Work through the following lines and count those that hold the word "maliyet". Reply with that number only.

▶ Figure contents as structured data
--------------------------------
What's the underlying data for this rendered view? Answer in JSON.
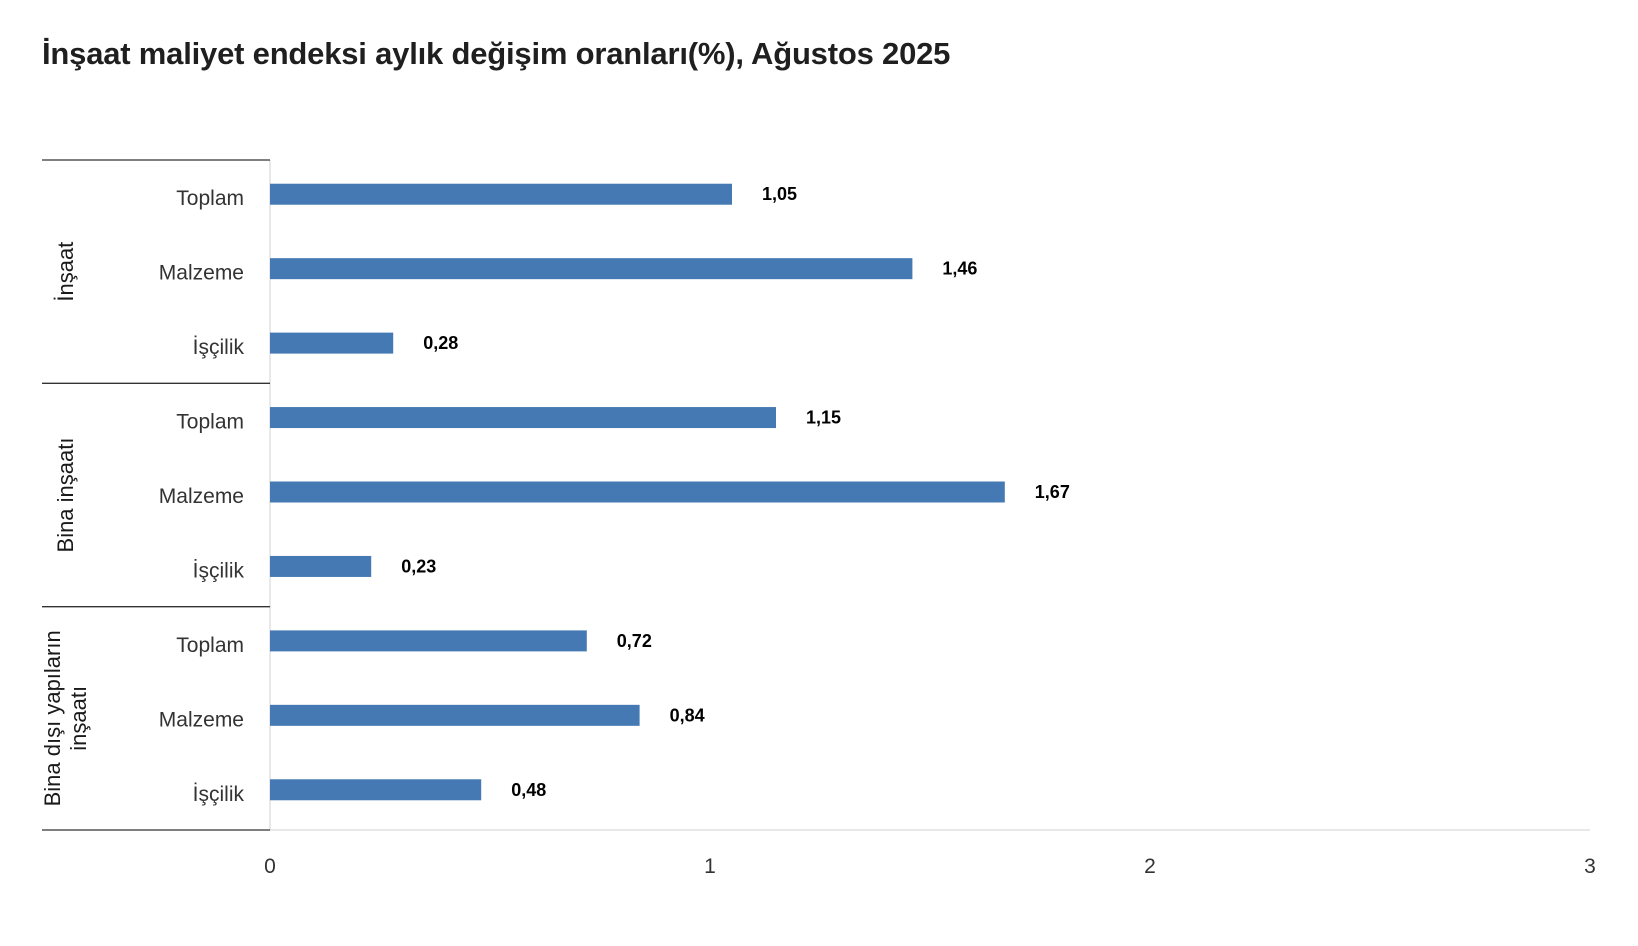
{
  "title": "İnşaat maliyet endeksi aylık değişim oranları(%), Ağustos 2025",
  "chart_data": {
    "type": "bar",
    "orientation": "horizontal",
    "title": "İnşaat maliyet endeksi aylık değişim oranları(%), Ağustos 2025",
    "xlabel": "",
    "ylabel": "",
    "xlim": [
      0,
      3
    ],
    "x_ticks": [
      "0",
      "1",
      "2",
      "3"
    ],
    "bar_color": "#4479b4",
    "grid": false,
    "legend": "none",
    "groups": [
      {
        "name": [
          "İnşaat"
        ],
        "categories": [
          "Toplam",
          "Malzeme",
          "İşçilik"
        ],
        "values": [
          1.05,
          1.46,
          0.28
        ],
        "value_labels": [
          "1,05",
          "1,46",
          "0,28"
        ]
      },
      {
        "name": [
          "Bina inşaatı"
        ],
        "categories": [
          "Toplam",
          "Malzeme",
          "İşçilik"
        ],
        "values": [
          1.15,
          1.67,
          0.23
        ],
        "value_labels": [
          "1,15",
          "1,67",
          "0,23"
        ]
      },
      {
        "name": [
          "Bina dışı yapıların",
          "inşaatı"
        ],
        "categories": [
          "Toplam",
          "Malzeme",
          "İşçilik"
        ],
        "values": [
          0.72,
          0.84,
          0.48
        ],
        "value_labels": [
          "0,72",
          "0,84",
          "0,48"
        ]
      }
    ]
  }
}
--------------------------------
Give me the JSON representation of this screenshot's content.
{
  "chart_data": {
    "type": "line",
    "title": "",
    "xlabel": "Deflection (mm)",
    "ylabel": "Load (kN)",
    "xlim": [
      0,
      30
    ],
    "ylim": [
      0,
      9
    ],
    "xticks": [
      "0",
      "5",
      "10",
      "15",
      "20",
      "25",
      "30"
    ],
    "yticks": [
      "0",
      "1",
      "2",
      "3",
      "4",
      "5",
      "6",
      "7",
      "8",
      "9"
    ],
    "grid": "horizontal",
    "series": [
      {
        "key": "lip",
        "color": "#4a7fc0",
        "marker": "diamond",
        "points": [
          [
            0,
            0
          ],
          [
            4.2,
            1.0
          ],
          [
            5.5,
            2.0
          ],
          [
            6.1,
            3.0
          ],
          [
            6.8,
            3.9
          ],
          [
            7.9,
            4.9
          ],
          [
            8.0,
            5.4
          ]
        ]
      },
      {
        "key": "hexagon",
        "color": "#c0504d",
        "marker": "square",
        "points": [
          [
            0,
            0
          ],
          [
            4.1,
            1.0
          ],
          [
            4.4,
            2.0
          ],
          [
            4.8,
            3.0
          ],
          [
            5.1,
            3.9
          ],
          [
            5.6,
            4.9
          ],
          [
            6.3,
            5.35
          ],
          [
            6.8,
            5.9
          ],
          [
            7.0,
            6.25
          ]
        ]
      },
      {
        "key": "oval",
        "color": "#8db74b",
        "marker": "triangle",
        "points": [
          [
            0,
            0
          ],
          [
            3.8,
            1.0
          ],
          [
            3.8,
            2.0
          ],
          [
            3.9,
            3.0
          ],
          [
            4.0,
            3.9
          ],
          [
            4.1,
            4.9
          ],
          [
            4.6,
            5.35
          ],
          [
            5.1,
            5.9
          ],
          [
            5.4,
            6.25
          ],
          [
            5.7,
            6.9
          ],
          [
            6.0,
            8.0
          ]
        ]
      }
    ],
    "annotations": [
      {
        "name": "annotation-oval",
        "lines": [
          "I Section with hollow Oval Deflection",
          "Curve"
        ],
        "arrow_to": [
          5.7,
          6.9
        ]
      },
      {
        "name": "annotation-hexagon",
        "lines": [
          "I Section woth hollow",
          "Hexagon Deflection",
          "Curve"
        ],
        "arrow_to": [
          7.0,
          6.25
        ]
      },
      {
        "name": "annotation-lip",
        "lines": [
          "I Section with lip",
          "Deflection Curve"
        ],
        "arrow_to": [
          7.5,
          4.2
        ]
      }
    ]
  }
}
--------------------------------
▶ Exercise result
2